** Start DATASET EXCERPTS **

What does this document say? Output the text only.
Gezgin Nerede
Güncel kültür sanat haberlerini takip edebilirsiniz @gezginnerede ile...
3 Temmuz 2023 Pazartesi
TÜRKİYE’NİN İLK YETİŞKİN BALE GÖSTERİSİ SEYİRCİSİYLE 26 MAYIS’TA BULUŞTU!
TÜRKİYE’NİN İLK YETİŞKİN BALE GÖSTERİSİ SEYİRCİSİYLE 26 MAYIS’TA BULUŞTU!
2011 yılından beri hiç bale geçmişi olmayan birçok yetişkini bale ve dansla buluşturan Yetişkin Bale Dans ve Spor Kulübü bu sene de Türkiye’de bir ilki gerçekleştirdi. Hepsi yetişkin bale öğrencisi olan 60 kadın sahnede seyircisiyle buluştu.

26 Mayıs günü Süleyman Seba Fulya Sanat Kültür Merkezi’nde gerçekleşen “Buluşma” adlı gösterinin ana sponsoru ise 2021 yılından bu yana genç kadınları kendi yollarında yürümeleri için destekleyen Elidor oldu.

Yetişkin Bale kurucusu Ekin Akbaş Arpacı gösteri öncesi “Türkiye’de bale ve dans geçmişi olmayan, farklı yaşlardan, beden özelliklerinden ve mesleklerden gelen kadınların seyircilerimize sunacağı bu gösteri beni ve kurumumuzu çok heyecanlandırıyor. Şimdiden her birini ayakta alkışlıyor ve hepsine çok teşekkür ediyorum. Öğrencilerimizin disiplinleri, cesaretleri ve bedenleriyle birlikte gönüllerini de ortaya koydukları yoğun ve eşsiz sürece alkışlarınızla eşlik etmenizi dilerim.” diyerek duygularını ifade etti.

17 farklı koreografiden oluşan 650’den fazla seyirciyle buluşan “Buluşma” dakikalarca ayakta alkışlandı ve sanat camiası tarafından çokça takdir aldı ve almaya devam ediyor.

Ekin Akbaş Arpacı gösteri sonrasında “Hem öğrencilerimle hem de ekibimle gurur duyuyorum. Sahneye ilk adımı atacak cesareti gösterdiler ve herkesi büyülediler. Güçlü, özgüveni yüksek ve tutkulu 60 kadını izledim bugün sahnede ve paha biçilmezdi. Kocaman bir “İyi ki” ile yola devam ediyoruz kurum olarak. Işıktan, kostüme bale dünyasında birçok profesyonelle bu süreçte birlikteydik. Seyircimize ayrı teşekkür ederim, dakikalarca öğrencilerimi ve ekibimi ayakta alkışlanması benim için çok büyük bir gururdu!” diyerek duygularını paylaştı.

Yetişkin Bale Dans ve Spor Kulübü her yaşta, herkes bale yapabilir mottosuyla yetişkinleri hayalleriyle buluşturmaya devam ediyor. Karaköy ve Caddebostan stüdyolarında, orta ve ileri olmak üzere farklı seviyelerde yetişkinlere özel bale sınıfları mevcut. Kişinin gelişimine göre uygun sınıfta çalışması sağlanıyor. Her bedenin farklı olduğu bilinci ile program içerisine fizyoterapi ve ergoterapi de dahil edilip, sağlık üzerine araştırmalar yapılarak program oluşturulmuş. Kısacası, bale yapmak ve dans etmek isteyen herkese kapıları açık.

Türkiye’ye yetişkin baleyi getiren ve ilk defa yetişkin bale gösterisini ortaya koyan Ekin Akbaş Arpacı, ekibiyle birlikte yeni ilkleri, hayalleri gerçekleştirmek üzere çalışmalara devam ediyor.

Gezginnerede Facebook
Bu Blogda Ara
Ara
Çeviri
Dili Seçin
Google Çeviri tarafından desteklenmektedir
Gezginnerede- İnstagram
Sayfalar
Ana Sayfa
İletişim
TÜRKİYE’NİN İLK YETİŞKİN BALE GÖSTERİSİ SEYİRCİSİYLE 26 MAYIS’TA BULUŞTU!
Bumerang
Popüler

** End DATASET EXCERPTS **

**EXERCISE GOAL:**
List all lines from the entries that include the word "geçmişi".

**ANSWER TO THE EXERCISE:**
2011 yılından beri hiç bale geçmişi olmayan birçok yetişkini bale ve dansla buluşturan Yetişkin Bale Dans ve Spor Kulübü bu sene de Türkiye’de bir ilki gerçekleştirdi. Hepsi yetişkin bale öğrencisi olan 60 kadın sahnede seyircisiyle buluştu.
Yetişkin Bale kurucusu Ekin Akbaş Arpacı gösteri öncesi “Türkiye’de bale ve dans geçmişi olmayan, farklı yaşlardan, beden özelliklerinden ve mesleklerden gelen kadınların seyircilerimize sunacağı bu gösteri beni ve kurumumuzu çok heyecanlandırıyor. Şimdiden her birini ayakta alkışlıyor ve hepsine çok teşekkür ediyorum. Öğrencilerimizin disiplinleri, cesaretleri ve bedenleriyle birlikte gönüllerini de ortaya koydukları yoğun ve eşsiz sürece alkışlarınızla eşlik etmenizi dilerim.” diyerek duygularını ifade etti.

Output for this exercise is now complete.